_Do this:_ Please reproduce the entries below exactly, covering all of them but leaving out the pictures.

_Information supplied:_
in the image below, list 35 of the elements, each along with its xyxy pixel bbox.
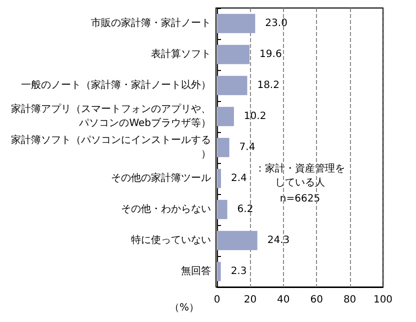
y-tick-label: その他・わからない — [121, 203, 211, 215]
data-label: 23.0 — [265, 18, 288, 29]
data-label: 19.6 — [260, 49, 282, 60]
bar — [217, 168, 221, 188]
y-tick-label: 特に使っていない — [131, 234, 211, 246]
y-tick-label: 一般のノート（家計簿・家計ノート以外） — [21, 79, 211, 91]
data-label: 24.3 — [267, 235, 290, 246]
x-axis-title: （%） — [169, 302, 199, 314]
data-label: 2.3 — [230, 266, 247, 277]
bar — [217, 200, 228, 220]
bar — [217, 76, 248, 96]
y-tick-label: 家計簿ソフト（パソコンにインストールする） — [11, 134, 211, 160]
bar — [217, 262, 221, 282]
x-tick-label: 100 — [373, 294, 393, 306]
y-tick-label: 無回答 — [181, 265, 211, 277]
bar — [217, 44, 250, 64]
bar — [217, 138, 230, 158]
y-tick-label: その他の家計簿ツール — [111, 172, 211, 184]
bar — [217, 14, 256, 34]
bar — [217, 106, 234, 126]
data-label: 18.2 — [257, 80, 280, 91]
x-tick-label: 20 — [244, 294, 257, 306]
data-label: 2.4 — [230, 173, 247, 184]
x-tick-label: 0 — [214, 294, 220, 306]
y-tick-label: 表計算ソフト — [151, 48, 211, 60]
x-tick-label: 40 — [277, 294, 290, 306]
data-label: 10.2 — [244, 111, 266, 122]
x-tick-label: 80 — [343, 294, 356, 306]
annotation: n=6625 — [280, 194, 320, 204]
y-tick-label: 家計簿アプリ（スマートフォンのアプリや、パソコンのWebブラウザ等） — [11, 103, 211, 129]
bar — [217, 230, 258, 250]
data-label: 6.2 — [237, 204, 254, 215]
y-tick-label: 市販の家計簿・家計ノート — [91, 17, 211, 29]
x-tick-label: 60 — [310, 294, 323, 306]
data-label: 7.4 — [239, 142, 256, 153]
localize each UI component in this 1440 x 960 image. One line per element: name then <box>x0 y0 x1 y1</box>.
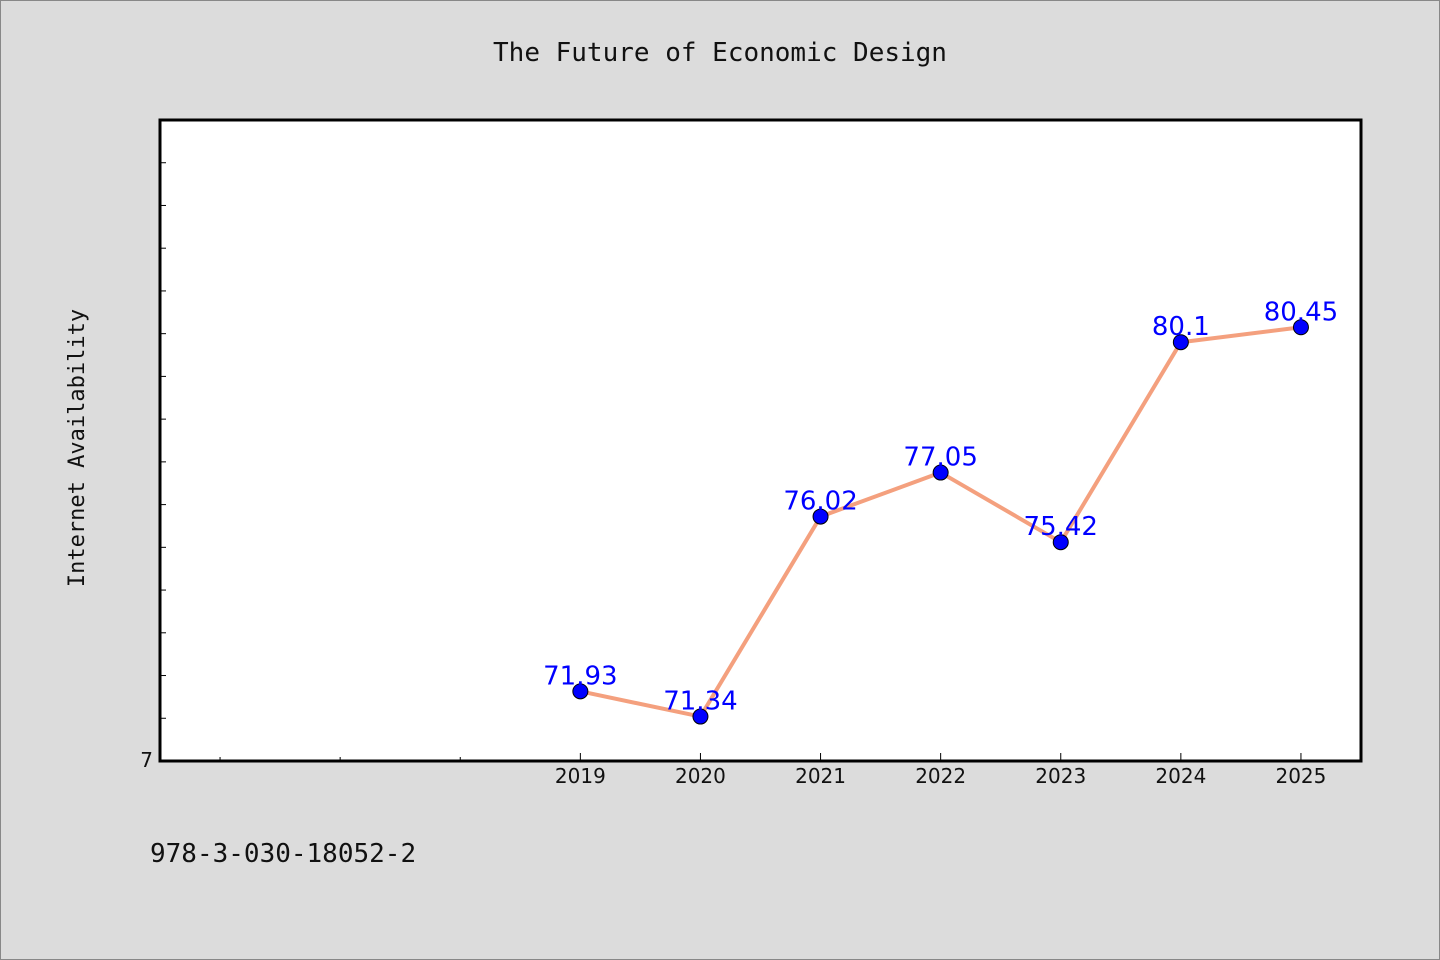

_Expected output:_
in the image below, list 35 of the elements, each along with its xyxy pixel bbox.
y-tick-label: その他・わからない — [121, 203, 211, 215]
data-label: 23.0 — [265, 18, 288, 29]
data-label: 19.6 — [260, 49, 282, 60]
bar — [217, 168, 221, 188]
y-tick-label: 特に使っていない — [131, 234, 211, 246]
y-tick-label: 一般のノート（家計簿・家計ノート以外） — [21, 79, 211, 91]
data-label: 24.3 — [267, 235, 290, 246]
x-axis-title: （%） — [169, 302, 199, 314]
data-label: 2.3 — [230, 266, 247, 277]
bar — [217, 200, 228, 220]
bar — [217, 76, 248, 96]
y-tick-label: 家計簿ソフト（パソコンにインストールする） — [11, 134, 211, 160]
bar — [217, 262, 221, 282]
x-tick-label: 100 — [373, 294, 393, 306]
y-tick-label: 無回答 — [181, 265, 211, 277]
bar — [217, 44, 250, 64]
bar — [217, 138, 230, 158]
y-tick-label: その他の家計簿ツール — [111, 172, 211, 184]
bar — [217, 14, 256, 34]
bar — [217, 106, 234, 126]
data-label: 18.2 — [257, 80, 280, 91]
x-tick-label: 20 — [244, 294, 257, 306]
data-label: 2.4 — [230, 173, 247, 184]
x-tick-label: 0 — [214, 294, 220, 306]
y-tick-label: 表計算ソフト — [151, 48, 211, 60]
x-tick-label: 40 — [277, 294, 290, 306]
data-label: 10.2 — [244, 111, 266, 122]
x-tick-label: 80 — [343, 294, 356, 306]
annotation: n=6625 — [280, 194, 320, 204]
y-tick-label: 家計簿アプリ（スマートフォンのアプリや、パソコンのWebブラウザ等） — [11, 103, 211, 129]
bar — [217, 230, 258, 250]
data-label: 6.2 — [237, 204, 254, 215]
y-tick-label: 市販の家計簿・家計ノート — [91, 17, 211, 29]
x-tick-label: 60 — [310, 294, 323, 306]
data-label: 7.4 — [239, 142, 256, 153]
localize each UI component in this 1440 x 960 image. One line per element: name then <box>x0 y0 x1 y1</box>.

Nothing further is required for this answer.